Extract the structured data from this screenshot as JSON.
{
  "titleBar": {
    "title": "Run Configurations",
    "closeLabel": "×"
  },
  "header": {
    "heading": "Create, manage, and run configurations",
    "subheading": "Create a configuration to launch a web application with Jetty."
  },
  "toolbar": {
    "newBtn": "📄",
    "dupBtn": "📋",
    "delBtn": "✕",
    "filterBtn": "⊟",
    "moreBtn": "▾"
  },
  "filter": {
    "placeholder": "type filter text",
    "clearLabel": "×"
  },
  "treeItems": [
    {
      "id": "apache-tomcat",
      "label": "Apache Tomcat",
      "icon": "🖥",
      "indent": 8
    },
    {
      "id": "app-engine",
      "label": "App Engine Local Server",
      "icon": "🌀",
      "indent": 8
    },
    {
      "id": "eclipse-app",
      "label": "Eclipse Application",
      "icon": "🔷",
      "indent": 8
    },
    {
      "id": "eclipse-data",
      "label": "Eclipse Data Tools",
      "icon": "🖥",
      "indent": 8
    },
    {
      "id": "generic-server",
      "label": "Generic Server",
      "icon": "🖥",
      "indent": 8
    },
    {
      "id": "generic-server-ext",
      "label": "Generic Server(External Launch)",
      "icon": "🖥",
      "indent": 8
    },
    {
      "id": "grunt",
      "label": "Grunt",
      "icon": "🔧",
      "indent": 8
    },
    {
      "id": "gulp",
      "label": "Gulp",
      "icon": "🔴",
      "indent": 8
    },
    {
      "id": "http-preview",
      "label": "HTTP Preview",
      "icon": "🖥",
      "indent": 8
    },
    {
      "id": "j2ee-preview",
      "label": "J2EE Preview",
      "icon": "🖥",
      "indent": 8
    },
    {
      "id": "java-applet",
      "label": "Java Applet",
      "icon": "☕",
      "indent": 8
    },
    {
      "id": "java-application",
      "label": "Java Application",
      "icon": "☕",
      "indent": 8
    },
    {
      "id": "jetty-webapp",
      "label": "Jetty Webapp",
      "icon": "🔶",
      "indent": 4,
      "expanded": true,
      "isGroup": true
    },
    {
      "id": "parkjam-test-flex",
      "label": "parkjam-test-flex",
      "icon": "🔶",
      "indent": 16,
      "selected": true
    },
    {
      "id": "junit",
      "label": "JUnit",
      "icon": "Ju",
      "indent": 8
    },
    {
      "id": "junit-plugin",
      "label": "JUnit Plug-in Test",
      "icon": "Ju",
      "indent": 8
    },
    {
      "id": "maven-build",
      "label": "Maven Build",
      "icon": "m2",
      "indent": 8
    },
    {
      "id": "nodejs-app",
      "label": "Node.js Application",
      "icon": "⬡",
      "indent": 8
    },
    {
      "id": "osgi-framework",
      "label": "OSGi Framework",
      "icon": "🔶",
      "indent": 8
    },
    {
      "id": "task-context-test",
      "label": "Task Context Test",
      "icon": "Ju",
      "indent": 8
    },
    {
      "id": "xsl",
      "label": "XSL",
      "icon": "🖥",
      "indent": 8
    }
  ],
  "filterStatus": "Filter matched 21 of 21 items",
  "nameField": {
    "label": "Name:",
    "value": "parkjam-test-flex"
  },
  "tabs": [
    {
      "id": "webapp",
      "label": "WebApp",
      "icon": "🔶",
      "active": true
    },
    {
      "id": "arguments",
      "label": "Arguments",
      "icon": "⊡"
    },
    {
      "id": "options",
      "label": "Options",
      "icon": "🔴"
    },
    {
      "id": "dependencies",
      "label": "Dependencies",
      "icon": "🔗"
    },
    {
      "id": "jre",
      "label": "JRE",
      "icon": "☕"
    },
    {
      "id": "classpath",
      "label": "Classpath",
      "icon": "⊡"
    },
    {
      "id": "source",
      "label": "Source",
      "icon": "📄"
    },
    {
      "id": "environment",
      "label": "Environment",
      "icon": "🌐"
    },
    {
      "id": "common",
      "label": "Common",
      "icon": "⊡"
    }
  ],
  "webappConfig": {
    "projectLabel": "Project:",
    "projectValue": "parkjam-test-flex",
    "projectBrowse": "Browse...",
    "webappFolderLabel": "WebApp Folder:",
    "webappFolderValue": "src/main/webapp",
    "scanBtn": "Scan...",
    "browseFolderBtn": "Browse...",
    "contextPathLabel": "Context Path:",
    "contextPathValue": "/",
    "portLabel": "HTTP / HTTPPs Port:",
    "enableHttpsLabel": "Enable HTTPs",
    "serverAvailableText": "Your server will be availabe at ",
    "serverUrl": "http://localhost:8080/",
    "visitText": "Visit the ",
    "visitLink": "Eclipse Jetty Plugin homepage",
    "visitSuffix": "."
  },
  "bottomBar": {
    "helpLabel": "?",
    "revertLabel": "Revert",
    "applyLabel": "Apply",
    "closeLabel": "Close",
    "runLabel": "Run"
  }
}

__________________________________________________

▶ **Short task**:
Copy out all lines from the material above that contain the string "flex".

▶ **Full output**:
      "id": "parkjam-test-flex",
      "label": "parkjam-test-flex",
    "value": "parkjam-test-flex"
    "projectValue": "parkjam-test-flex",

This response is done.